• AIM OF THE EXERCISE: The listing beneath should be written out in full, exactly as shown.

• SUPPLIED INFORMATION:
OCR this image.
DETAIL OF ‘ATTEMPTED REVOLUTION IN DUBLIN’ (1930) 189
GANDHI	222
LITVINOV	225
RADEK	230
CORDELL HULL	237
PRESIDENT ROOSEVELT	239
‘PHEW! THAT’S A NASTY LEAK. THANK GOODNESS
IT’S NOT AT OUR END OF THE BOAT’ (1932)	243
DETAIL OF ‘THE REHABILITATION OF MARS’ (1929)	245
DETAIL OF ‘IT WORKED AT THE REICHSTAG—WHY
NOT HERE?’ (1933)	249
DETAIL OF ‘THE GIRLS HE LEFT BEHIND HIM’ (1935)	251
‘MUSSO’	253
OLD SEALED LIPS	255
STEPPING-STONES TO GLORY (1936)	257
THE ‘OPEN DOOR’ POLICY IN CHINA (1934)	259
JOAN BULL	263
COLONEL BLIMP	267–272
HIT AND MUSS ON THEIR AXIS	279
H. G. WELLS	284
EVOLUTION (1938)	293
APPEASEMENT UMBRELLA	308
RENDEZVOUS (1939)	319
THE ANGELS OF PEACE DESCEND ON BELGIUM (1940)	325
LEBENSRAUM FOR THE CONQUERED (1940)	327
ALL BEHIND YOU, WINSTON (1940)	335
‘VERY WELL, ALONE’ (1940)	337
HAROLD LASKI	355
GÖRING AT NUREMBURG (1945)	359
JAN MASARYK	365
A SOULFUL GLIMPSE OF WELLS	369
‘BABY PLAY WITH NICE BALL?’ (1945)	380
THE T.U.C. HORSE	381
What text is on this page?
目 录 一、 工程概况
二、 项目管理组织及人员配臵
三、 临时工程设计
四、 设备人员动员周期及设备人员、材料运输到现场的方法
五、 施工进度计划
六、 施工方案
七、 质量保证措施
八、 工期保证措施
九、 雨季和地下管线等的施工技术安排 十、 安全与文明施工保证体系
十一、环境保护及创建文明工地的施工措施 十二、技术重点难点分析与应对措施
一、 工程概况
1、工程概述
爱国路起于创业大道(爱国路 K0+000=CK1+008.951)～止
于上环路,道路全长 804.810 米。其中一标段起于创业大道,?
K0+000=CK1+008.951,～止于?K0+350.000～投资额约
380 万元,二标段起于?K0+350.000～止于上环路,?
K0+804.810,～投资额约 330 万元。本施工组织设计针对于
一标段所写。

• TASK RESULT:
OCR this image.
DETAIL OF ‘ATTEMPTED REVOLUTION IN DUBLIN’ (1930) 189
GANDHI	222
LITVINOV	225
RADEK	230
CORDELL HULL	237
PRESIDENT ROOSEVELT	239
‘PHEW! THAT’S A NASTY LEAK. THANK GOODNESS
IT’S NOT AT OUR END OF THE BOAT’ (1932)	243
DETAIL OF ‘THE REHABILITATION OF MARS’ (1929)	245
DETAIL OF ‘IT WORKED AT THE REICHSTAG—WHY
NOT HERE?’ (1933)	249
DETAIL OF ‘THE GIRLS HE LEFT BEHIND HIM’ (1935)	251
‘MUSSO’	253
OLD SEALED LIPS	255
STEPPING-STONES TO GLORY (1936)	257
THE ‘OPEN DOOR’ POLICY IN CHINA (1934)	259
JOAN BULL	263
COLONEL BLIMP	267–272
HIT AND MUSS ON THEIR AXIS	279
H. G. WELLS	284
EVOLUTION (1938)	293
APPEASEMENT UMBRELLA	308
RENDEZVOUS (1939)	319
THE ANGELS OF PEACE DESCEND ON BELGIUM (1940)	325
LEBENSRAUM FOR THE CONQUERED (1940)	327
ALL BEHIND YOU, WINSTON (1940)	335
‘VERY WELL, ALONE’ (1940)	337
HAROLD LASKI	355
GÖRING AT NUREMBURG (1945)	359
JAN MASARYK	365
A SOULFUL GLIMPSE OF WELLS	369
‘BABY PLAY WITH NICE BALL?’ (1945)	380
THE T.U.C. HORSE	381
What text is on this page?
目 录 一、 工程概况
二、 项目管理组织及人员配臵
三、 临时工程设计
四、 设备人员动员周期及设备人员、材料运输到现场的方法
五、 施工进度计划
六、 施工方案
七、 质量保证措施
八、 工期保证措施
九、 雨季和地下管线等的施工技术安排 十、 安全与文明施工保证体系
十一、环境保护及创建文明工地的施工措施 十二、技术重点难点分析与应对措施
一、 工程概况
1、工程概述
爱国路起于创业大道(爱国路 K0+000=CK1+008.951)～止
于上环路,道路全长 804.810 米。其中一标段起于创业大道,?
K0+000=CK1+008.951,～止于?K0+350.000～投资额约
380 万元,二标段起于?K0+350.000～止于上环路,?
K0+804.810,～投资额约 330 万元。本施工组织设计针对于
一标段所写。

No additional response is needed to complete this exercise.